# [Dataset records]
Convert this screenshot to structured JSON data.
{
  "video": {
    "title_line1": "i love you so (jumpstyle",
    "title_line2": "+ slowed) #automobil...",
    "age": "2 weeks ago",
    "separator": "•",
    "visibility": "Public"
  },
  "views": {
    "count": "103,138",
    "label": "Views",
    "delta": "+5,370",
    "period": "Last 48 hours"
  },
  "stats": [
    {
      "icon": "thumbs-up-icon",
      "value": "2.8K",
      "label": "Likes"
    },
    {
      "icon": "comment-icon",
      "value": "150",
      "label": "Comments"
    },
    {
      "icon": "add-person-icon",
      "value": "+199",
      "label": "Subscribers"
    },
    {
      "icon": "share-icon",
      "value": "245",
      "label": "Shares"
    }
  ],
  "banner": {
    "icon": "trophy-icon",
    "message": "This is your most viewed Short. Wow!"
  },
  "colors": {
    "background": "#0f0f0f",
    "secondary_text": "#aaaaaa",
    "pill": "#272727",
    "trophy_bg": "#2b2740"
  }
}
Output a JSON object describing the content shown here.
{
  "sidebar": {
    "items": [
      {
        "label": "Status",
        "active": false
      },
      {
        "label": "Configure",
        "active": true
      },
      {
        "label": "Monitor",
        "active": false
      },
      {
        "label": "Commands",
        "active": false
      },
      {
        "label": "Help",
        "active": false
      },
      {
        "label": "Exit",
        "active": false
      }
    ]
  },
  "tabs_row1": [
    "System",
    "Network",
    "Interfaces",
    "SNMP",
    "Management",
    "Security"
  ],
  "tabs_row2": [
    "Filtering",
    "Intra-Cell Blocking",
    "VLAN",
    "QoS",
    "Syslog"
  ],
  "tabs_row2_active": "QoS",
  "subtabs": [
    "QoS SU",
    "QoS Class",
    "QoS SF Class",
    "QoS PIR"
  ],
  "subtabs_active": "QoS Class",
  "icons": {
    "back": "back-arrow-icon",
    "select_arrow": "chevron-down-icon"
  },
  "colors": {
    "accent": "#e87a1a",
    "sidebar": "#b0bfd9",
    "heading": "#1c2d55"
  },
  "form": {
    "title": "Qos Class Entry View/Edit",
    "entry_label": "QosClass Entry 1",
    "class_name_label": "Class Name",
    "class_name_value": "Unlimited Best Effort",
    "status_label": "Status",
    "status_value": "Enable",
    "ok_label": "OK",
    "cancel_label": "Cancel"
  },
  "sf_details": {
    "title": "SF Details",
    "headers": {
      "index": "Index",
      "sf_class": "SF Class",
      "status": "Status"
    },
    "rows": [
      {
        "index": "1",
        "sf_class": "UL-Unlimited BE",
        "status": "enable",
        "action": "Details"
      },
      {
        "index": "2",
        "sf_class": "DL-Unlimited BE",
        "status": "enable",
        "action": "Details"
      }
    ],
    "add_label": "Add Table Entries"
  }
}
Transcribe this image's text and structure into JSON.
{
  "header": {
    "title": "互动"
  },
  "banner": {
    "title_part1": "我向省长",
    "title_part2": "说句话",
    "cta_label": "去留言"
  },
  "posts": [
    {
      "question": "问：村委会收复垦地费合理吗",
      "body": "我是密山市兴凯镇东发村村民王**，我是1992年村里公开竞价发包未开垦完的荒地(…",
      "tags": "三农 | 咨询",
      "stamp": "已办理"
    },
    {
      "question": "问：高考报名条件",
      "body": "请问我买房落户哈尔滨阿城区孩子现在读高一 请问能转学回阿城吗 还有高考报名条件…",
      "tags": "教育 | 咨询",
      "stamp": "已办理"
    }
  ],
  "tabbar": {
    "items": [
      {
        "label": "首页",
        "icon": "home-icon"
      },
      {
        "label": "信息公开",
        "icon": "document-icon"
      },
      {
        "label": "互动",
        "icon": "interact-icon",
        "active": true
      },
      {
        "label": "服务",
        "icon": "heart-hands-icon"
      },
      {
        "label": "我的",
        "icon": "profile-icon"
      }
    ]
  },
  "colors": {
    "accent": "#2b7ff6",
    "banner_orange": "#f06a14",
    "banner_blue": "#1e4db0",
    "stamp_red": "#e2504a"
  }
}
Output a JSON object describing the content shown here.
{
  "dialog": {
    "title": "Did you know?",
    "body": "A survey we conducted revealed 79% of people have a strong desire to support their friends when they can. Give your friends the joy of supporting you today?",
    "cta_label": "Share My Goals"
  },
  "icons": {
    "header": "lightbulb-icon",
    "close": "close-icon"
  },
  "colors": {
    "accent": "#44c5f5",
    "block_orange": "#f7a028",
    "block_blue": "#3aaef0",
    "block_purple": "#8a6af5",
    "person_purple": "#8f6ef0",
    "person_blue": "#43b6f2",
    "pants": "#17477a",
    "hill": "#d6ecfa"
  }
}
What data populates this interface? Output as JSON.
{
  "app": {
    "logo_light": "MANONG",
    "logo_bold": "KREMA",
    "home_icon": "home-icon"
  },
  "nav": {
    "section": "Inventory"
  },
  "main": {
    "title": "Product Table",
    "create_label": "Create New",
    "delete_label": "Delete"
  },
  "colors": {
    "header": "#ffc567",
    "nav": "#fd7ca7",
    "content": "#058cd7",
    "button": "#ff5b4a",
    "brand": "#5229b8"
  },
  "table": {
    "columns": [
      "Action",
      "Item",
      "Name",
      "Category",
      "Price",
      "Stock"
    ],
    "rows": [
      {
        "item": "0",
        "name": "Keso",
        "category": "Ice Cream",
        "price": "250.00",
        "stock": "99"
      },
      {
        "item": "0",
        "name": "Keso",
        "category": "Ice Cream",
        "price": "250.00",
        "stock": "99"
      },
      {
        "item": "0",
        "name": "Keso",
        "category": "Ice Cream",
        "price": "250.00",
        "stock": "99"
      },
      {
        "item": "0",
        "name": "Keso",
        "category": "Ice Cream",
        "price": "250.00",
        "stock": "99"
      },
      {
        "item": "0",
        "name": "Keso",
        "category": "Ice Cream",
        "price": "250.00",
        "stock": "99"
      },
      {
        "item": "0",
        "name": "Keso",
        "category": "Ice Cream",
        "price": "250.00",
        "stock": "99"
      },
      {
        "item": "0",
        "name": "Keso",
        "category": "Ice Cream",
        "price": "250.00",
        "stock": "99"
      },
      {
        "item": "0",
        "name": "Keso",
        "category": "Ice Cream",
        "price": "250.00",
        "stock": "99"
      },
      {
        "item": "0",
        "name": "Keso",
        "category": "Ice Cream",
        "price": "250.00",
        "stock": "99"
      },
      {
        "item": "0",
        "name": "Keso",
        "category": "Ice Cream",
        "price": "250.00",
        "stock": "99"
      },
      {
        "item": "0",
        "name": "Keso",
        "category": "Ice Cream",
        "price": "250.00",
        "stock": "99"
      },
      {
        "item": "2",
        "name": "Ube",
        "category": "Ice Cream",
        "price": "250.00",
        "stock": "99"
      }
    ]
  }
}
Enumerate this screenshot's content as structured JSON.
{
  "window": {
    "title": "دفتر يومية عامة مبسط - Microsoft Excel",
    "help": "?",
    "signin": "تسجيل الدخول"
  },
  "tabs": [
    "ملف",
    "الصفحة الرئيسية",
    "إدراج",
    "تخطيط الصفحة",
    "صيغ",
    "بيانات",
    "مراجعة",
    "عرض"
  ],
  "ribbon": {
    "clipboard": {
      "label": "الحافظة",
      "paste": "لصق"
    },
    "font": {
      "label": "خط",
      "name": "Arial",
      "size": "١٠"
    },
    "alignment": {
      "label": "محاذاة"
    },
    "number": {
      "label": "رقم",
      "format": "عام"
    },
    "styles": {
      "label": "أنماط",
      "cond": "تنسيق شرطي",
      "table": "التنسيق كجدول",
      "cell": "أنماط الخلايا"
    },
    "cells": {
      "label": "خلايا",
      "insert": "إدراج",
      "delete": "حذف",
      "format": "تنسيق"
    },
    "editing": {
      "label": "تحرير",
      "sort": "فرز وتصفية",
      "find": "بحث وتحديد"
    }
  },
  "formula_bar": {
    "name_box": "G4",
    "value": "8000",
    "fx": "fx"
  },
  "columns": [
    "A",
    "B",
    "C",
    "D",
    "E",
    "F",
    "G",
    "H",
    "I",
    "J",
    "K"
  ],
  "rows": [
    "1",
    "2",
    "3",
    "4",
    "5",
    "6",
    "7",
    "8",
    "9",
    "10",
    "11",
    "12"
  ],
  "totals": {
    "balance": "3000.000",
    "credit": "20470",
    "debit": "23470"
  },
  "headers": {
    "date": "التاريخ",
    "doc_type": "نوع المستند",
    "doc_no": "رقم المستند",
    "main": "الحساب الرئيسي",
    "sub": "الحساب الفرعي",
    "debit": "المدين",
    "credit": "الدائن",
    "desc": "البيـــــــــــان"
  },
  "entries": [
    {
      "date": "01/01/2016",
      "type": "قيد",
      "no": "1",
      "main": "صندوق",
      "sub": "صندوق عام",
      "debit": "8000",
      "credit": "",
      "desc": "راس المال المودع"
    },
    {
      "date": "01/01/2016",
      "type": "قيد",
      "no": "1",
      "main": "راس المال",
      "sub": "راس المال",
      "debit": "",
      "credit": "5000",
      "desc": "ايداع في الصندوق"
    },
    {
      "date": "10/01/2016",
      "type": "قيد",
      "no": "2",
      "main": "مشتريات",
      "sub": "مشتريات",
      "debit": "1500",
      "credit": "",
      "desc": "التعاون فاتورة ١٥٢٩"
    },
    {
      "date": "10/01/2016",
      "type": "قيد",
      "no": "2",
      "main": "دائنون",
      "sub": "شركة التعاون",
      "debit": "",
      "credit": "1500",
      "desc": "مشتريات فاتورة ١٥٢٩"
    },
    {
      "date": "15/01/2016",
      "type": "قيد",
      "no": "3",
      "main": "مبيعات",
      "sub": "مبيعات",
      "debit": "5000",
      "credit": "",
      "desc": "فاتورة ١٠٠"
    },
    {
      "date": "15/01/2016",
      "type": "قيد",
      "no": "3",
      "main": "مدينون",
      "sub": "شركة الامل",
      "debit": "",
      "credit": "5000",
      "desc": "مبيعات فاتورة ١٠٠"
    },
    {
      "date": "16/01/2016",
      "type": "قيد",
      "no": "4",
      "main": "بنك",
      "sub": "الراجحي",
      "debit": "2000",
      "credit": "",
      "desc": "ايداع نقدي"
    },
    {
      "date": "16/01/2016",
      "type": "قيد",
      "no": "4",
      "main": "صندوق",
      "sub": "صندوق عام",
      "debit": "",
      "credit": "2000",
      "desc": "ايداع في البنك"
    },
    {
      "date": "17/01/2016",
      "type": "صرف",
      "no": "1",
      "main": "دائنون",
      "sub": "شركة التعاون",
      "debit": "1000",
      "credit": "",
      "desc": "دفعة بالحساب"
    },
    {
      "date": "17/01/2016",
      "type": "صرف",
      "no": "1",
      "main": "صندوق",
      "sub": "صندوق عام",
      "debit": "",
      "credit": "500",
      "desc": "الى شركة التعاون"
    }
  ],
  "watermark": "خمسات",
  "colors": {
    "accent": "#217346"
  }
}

# [Directions for this task]
Pull every line containing the word "structured" out of the entries above.

# [Final answer]
Convert this screenshot to structured JSON data.
Enumerate this screenshot's content as structured JSON.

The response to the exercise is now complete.